Your goal: Transcribe the material verbatim in full; the pictures do not belong in the copy.

┄┄┄┄┄┄┄┄┄┄

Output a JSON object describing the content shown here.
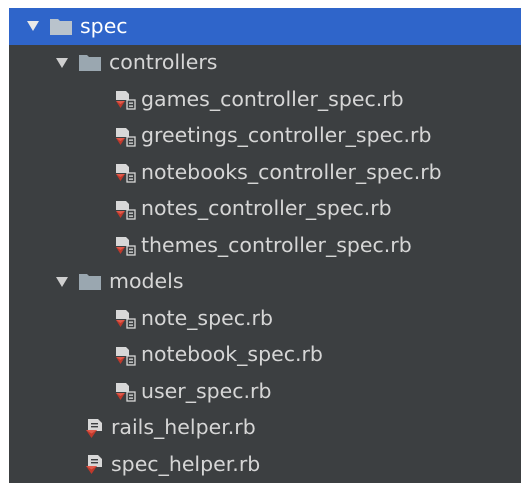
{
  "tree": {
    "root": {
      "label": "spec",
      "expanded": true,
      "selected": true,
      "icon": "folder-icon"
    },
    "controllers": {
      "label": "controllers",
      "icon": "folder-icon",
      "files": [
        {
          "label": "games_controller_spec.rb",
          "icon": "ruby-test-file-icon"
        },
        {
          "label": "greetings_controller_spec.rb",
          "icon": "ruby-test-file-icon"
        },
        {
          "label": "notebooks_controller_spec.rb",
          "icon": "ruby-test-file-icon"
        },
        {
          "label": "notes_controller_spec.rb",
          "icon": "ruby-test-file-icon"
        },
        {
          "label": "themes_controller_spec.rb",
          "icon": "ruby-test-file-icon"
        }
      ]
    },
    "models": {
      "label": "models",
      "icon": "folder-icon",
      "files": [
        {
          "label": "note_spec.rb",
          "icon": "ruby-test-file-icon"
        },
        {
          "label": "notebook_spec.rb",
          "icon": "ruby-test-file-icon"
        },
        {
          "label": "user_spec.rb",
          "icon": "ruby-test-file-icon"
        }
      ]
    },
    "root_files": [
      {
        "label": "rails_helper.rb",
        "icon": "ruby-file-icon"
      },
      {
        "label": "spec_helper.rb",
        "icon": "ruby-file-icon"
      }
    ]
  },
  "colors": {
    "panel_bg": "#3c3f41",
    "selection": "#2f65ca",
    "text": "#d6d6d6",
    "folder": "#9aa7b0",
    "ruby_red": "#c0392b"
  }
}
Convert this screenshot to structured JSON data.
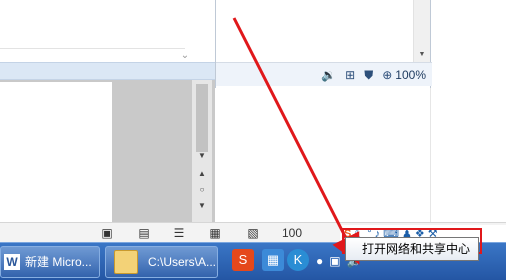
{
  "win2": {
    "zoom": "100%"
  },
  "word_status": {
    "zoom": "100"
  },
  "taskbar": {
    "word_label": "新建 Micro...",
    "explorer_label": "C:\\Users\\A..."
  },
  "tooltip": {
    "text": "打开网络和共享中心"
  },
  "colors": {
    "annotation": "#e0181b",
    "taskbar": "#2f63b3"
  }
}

┄┄┄┄┄┄┄┄┄┄

Exercise output:
Output a JSON object describing the content shown here.
{
  "tree": {
    "root": {
      "label": "spec",
      "expanded": true,
      "selected": true,
      "icon": "folder-icon"
    },
    "controllers": {
      "label": "controllers",
      "icon": "folder-icon",
      "files": [
        {
          "label": "games_controller_spec.rb",
          "icon": "ruby-test-file-icon"
        },
        {
          "label": "greetings_controller_spec.rb",
          "icon": "ruby-test-file-icon"
        },
        {
          "label": "notebooks_controller_spec.rb",
          "icon": "ruby-test-file-icon"
        },
        {
          "label": "notes_controller_spec.rb",
          "icon": "ruby-test-file-icon"
        },
        {
          "label": "themes_controller_spec.rb",
          "icon": "ruby-test-file-icon"
        }
      ]
    },
    "models": {
      "label": "models",
      "icon": "folder-icon",
      "files": [
        {
          "label": "note_spec.rb",
          "icon": "ruby-test-file-icon"
        },
        {
          "label": "notebook_spec.rb",
          "icon": "ruby-test-file-icon"
        },
        {
          "label": "user_spec.rb",
          "icon": "ruby-test-file-icon"
        }
      ]
    },
    "root_files": [
      {
        "label": "rails_helper.rb",
        "icon": "ruby-file-icon"
      },
      {
        "label": "spec_helper.rb",
        "icon": "ruby-file-icon"
      }
    ]
  },
  "colors": {
    "panel_bg": "#3c3f41",
    "selection": "#2f65ca",
    "text": "#d6d6d6",
    "folder": "#9aa7b0",
    "ruby_red": "#c0392b"
  }
}
Convert this screenshot to structured JSON data.
{
  "win2": {
    "zoom": "100%"
  },
  "word_status": {
    "zoom": "100"
  },
  "taskbar": {
    "word_label": "新建 Micro...",
    "explorer_label": "C:\\Users\\A..."
  },
  "tooltip": {
    "text": "打开网络和共享中心"
  },
  "colors": {
    "annotation": "#e0181b",
    "taskbar": "#2f63b3"
  }
}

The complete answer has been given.